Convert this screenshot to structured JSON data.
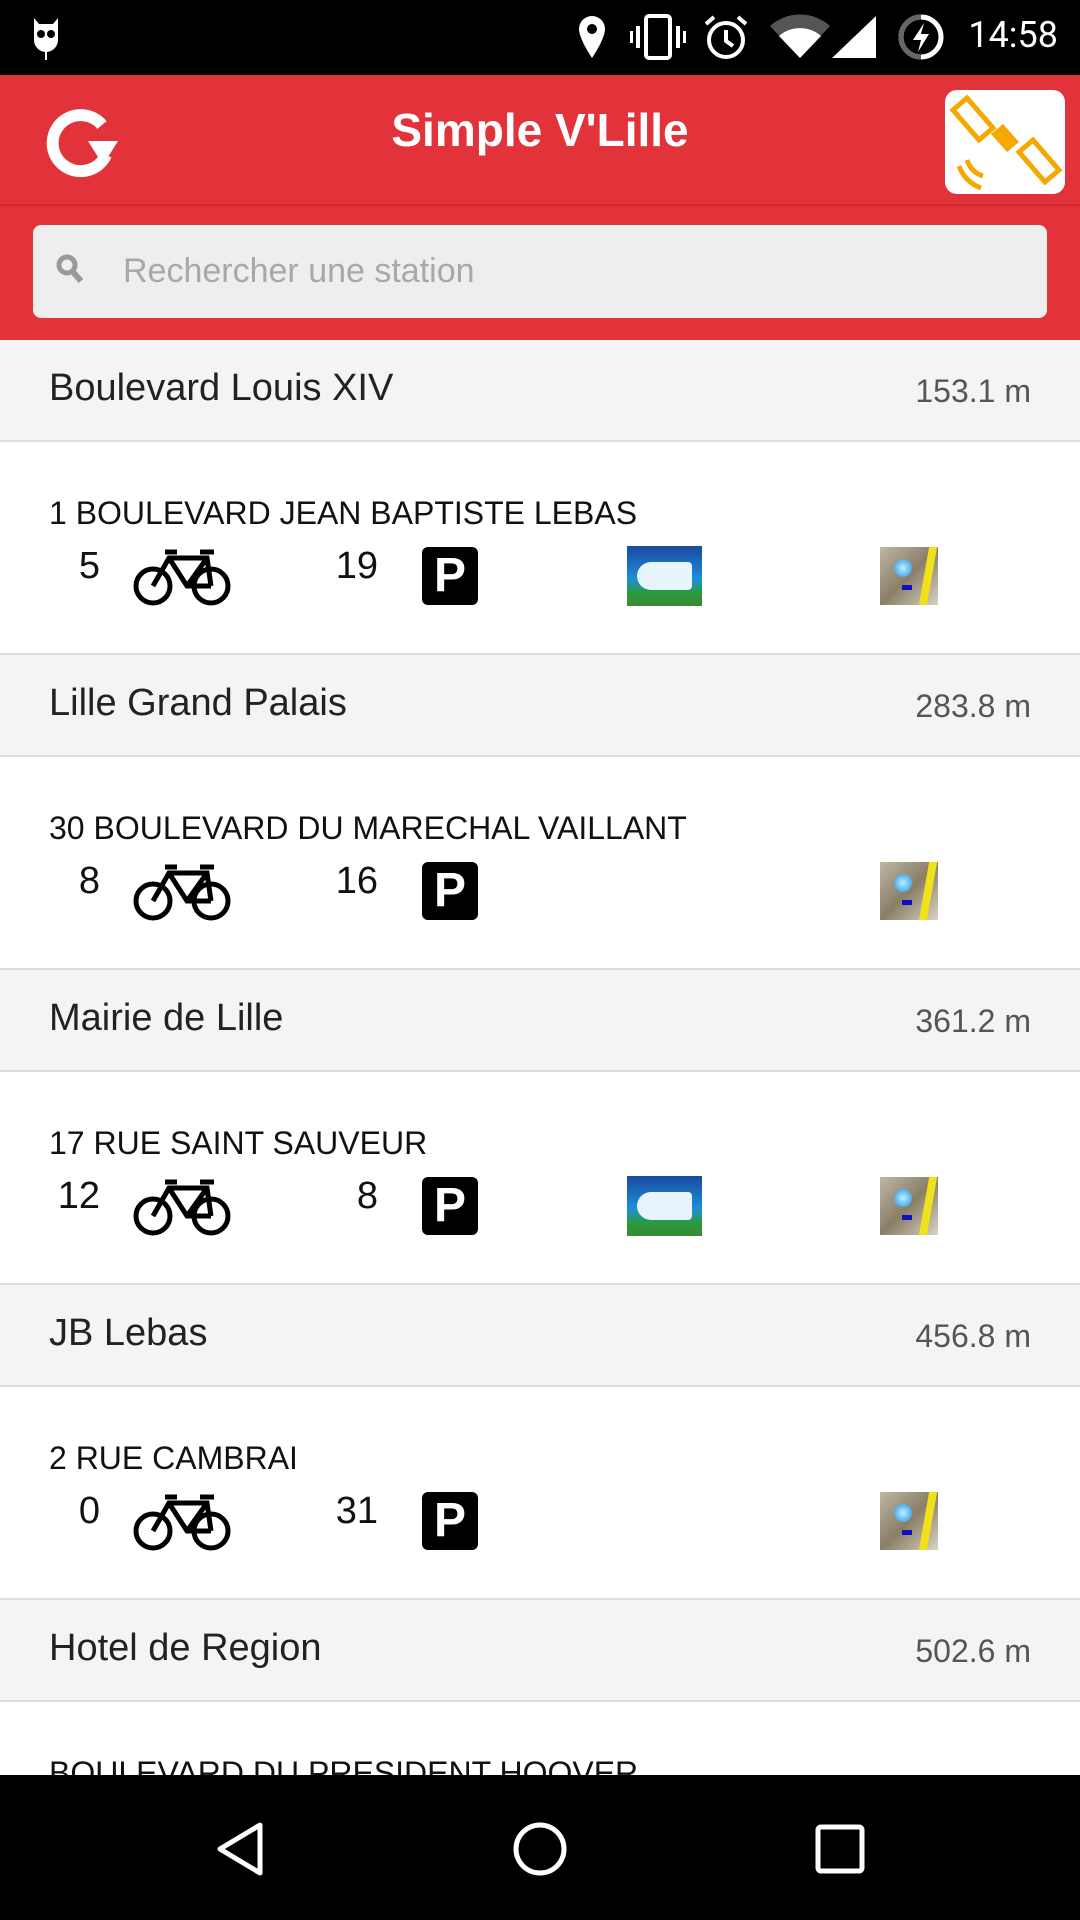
{
  "status_bar": {
    "time": "14:58",
    "icons": [
      "cyanogen-icon",
      "location-icon",
      "vibrate-icon",
      "alarm-icon",
      "wifi-icon",
      "signal-icon",
      "battery-charging-icon"
    ]
  },
  "app_bar": {
    "title": "Simple V'Lille",
    "left_icon": "refresh-icon",
    "right_icon": "gps-satellite-icon",
    "color": "#e3333a"
  },
  "search": {
    "placeholder": "Rechercher une station",
    "value": ""
  },
  "stations": [
    {
      "name": "Boulevard Louis XIV",
      "distance": "153.1 m",
      "address": "1 BOULEVARD JEAN BAPTISTE LEBAS",
      "bikes": "5",
      "stands": "19",
      "card_payment": true
    },
    {
      "name": "Lille Grand Palais",
      "distance": "283.8 m",
      "address": "30 BOULEVARD DU MARECHAL VAILLANT",
      "bikes": "8",
      "stands": "16",
      "card_payment": false
    },
    {
      "name": "Mairie de Lille",
      "distance": "361.2 m",
      "address": "17 RUE SAINT SAUVEUR",
      "bikes": "12",
      "stands": "8",
      "card_payment": true
    },
    {
      "name": "JB Lebas",
      "distance": "456.8 m",
      "address": "2 RUE CAMBRAI",
      "bikes": "0",
      "stands": "31",
      "card_payment": false
    },
    {
      "name": "Hotel de Region",
      "distance": "502.6 m",
      "address": "BOULEVARD DU PRESIDENT HOOVER",
      "bikes": "",
      "stands": "",
      "card_payment": false
    }
  ],
  "labels": {
    "parking": "P"
  },
  "nav_bar": {
    "icons": [
      "back-icon",
      "home-icon",
      "recents-icon"
    ]
  }
}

§ **Do this**:
Do not copy the pictures, but repeat every line exactly.

§ **Result of the task**:
Convert this screenshot to structured JSON data.
{
  "status_bar": {
    "time": "14:58",
    "icons": [
      "cyanogen-icon",
      "location-icon",
      "vibrate-icon",
      "alarm-icon",
      "wifi-icon",
      "signal-icon",
      "battery-charging-icon"
    ]
  },
  "app_bar": {
    "title": "Simple V'Lille",
    "left_icon": "refresh-icon",
    "right_icon": "gps-satellite-icon",
    "color": "#e3333a"
  },
  "search": {
    "placeholder": "Rechercher une station",
    "value": ""
  },
  "stations": [
    {
      "name": "Boulevard Louis XIV",
      "distance": "153.1 m",
      "address": "1 BOULEVARD JEAN BAPTISTE LEBAS",
      "bikes": "5",
      "stands": "19",
      "card_payment": true
    },
    {
      "name": "Lille Grand Palais",
      "distance": "283.8 m",
      "address": "30 BOULEVARD DU MARECHAL VAILLANT",
      "bikes": "8",
      "stands": "16",
      "card_payment": false
    },
    {
      "name": "Mairie de Lille",
      "distance": "361.2 m",
      "address": "17 RUE SAINT SAUVEUR",
      "bikes": "12",
      "stands": "8",
      "card_payment": true
    },
    {
      "name": "JB Lebas",
      "distance": "456.8 m",
      "address": "2 RUE CAMBRAI",
      "bikes": "0",
      "stands": "31",
      "card_payment": false
    },
    {
      "name": "Hotel de Region",
      "distance": "502.6 m",
      "address": "BOULEVARD DU PRESIDENT HOOVER",
      "bikes": "",
      "stands": "",
      "card_payment": false
    }
  ],
  "labels": {
    "parking": "P"
  },
  "nav_bar": {
    "icons": [
      "back-icon",
      "home-icon",
      "recents-icon"
    ]
  }
}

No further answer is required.